**YOUR OBJECTIVE:** Count every line of the listing where the string "from" occurs, and reply with the count alone.

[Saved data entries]
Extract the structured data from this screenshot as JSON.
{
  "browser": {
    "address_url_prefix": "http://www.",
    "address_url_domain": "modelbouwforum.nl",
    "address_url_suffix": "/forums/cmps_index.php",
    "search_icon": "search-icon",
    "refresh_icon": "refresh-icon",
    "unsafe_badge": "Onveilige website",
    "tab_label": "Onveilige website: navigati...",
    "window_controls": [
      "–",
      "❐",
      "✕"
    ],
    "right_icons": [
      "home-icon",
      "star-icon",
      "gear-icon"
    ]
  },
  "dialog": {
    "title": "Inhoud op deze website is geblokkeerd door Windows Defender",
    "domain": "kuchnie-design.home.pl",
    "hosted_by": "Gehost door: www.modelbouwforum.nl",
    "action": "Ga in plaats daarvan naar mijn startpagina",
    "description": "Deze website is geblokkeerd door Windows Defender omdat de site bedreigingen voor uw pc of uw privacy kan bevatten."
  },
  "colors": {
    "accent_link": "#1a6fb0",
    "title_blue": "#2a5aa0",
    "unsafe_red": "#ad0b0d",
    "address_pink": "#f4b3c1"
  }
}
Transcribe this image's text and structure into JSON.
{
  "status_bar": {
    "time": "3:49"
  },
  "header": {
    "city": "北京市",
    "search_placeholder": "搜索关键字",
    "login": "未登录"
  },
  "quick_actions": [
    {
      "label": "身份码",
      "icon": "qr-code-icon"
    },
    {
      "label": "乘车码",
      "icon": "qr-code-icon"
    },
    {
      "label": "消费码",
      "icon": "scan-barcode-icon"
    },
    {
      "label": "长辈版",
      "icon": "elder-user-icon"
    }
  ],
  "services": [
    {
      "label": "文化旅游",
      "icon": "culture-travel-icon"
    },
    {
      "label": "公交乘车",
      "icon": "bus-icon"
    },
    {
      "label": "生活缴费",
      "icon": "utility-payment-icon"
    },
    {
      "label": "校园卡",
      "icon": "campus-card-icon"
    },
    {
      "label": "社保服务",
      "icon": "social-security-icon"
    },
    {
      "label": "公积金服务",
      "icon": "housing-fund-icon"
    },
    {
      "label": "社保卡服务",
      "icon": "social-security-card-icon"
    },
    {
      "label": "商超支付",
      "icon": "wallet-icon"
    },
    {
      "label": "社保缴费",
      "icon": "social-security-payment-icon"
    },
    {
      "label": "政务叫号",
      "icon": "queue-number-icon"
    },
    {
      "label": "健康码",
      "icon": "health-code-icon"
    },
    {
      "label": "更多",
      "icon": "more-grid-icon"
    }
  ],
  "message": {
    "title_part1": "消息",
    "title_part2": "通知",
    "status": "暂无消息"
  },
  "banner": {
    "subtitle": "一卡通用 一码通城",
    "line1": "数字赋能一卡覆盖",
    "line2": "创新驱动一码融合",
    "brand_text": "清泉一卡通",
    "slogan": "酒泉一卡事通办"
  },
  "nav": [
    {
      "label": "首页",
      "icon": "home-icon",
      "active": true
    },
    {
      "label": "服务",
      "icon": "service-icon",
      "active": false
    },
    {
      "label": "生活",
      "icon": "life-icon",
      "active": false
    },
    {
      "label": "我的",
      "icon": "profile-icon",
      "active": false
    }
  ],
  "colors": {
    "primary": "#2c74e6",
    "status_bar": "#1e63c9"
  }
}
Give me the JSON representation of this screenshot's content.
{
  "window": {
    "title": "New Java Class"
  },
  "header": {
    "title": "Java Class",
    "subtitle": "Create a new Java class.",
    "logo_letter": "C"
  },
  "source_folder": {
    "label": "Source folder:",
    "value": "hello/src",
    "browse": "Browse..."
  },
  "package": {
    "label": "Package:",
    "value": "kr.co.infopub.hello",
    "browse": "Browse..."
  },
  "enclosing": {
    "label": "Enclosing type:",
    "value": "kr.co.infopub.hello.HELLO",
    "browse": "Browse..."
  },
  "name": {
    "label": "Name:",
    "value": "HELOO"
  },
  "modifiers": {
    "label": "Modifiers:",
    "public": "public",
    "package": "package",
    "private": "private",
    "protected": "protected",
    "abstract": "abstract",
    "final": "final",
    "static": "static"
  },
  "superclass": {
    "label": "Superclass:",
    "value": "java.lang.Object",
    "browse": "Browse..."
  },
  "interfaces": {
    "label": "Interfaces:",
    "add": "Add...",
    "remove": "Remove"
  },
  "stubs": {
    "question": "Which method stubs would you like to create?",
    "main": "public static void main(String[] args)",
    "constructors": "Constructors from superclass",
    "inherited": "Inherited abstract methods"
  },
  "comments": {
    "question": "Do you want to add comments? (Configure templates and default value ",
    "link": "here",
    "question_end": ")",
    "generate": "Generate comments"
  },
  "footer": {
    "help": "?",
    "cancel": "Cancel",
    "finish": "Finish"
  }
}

**RESPONSE:** 2